## TASK DETAILS
Which lines hold the word "Dollar"? Copy each of them from the material.

--- Begin ---

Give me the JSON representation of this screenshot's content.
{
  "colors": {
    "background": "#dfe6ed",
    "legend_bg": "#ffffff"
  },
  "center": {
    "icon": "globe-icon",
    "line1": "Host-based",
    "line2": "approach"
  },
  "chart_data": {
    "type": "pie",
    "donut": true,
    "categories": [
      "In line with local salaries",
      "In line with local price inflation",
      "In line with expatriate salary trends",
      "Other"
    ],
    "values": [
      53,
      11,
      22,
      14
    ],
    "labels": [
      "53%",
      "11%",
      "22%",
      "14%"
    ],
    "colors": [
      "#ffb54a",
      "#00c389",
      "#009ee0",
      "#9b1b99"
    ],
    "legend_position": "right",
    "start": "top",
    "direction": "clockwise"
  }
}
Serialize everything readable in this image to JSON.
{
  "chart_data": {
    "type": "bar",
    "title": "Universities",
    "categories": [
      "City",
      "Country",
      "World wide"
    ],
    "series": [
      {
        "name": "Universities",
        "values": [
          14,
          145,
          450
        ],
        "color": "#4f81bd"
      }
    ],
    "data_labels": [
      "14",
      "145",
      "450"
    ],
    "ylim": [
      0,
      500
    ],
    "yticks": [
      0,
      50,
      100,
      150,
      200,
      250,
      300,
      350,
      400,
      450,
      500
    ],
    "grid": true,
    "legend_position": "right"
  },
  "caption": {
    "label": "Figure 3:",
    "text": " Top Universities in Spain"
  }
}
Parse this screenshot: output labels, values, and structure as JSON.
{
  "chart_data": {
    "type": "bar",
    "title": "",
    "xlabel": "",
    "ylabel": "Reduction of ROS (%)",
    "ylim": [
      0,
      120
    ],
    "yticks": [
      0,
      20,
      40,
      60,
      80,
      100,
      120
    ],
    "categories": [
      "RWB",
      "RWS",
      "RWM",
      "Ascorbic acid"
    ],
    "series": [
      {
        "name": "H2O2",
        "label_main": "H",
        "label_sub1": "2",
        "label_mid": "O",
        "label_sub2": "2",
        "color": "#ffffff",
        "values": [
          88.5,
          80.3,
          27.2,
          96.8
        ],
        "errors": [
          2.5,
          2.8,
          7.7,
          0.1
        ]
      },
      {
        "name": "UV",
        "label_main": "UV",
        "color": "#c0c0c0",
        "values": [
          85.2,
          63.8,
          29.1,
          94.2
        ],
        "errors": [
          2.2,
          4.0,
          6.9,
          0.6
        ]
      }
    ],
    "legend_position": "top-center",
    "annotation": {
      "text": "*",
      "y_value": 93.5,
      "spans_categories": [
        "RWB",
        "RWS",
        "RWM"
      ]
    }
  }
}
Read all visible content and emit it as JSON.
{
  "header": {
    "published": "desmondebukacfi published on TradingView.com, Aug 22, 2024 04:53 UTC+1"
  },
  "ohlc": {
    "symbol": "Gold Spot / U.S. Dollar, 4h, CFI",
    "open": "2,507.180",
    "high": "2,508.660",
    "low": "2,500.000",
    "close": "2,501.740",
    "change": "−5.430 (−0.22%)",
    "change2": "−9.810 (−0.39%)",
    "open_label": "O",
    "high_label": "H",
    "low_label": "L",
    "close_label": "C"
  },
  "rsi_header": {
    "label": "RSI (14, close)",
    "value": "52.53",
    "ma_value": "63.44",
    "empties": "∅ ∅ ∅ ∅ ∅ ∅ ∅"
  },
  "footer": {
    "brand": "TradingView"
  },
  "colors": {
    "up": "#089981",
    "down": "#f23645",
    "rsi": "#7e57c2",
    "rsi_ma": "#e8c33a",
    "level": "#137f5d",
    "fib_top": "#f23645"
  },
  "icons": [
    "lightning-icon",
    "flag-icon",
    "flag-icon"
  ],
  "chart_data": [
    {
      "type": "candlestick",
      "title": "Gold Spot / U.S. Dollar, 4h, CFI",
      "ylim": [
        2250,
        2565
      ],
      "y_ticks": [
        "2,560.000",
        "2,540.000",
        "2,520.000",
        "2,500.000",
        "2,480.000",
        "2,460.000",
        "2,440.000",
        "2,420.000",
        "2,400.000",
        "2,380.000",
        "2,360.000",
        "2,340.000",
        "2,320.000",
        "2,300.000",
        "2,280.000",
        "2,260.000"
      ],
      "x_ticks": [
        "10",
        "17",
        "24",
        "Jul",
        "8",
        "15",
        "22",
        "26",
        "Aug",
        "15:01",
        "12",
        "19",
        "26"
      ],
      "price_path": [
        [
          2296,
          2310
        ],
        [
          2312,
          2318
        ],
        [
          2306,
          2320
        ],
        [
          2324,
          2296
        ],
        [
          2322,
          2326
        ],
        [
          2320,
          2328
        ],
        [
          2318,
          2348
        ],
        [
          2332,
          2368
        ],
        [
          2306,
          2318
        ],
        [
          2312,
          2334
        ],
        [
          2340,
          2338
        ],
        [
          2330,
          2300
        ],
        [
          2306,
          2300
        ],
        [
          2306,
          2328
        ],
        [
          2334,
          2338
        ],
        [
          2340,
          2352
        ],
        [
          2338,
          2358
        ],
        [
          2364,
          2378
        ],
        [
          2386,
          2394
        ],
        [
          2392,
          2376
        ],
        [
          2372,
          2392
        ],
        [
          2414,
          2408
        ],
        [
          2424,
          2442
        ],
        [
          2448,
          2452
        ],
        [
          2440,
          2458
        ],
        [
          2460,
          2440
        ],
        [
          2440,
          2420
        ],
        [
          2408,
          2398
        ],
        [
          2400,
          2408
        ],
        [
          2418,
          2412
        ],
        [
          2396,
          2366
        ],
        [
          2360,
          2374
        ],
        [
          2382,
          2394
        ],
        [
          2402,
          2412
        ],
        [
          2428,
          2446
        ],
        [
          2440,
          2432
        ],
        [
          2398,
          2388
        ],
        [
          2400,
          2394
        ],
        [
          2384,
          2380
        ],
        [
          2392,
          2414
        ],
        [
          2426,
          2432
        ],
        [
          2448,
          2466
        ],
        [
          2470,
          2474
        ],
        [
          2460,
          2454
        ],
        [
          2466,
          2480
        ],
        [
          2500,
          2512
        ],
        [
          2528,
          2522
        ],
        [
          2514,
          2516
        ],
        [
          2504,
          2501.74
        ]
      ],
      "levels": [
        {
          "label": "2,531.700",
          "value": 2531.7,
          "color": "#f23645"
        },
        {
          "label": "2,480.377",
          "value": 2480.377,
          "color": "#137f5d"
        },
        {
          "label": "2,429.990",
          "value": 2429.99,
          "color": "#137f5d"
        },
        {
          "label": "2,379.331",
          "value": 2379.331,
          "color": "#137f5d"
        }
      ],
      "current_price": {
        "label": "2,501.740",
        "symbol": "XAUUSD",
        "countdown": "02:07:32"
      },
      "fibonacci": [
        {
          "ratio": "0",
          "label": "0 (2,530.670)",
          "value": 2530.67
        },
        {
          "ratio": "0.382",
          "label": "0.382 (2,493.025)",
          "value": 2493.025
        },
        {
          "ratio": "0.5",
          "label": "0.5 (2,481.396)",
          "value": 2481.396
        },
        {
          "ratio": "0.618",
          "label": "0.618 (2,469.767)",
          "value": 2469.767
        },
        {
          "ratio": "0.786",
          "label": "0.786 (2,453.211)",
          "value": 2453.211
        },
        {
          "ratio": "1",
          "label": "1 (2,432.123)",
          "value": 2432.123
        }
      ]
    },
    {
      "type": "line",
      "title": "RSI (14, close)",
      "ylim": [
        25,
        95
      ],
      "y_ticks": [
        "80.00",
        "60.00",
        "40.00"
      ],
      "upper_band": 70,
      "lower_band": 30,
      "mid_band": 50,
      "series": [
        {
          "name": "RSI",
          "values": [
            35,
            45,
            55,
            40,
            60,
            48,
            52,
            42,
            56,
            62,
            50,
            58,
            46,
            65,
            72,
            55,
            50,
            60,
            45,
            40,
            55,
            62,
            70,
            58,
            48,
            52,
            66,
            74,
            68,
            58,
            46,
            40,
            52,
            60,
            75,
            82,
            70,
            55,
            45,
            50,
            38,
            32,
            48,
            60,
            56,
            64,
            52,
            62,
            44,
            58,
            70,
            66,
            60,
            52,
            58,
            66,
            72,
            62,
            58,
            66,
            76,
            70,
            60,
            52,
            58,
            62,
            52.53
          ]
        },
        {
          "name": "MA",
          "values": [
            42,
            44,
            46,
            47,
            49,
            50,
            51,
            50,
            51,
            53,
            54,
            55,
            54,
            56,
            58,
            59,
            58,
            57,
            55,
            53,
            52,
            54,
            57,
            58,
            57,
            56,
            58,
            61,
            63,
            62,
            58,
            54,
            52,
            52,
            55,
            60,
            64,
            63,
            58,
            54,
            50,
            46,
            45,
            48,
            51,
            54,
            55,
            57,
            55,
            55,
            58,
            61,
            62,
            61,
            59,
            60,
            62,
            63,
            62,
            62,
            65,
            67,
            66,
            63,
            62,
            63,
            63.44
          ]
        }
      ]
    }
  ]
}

--- End ---

## EXPECTED OUTPUT
    "symbol": "Gold Spot / U.S. Dollar, 4h, CFI",
      "title": "Gold Spot / U.S. Dollar, 4h, CFI",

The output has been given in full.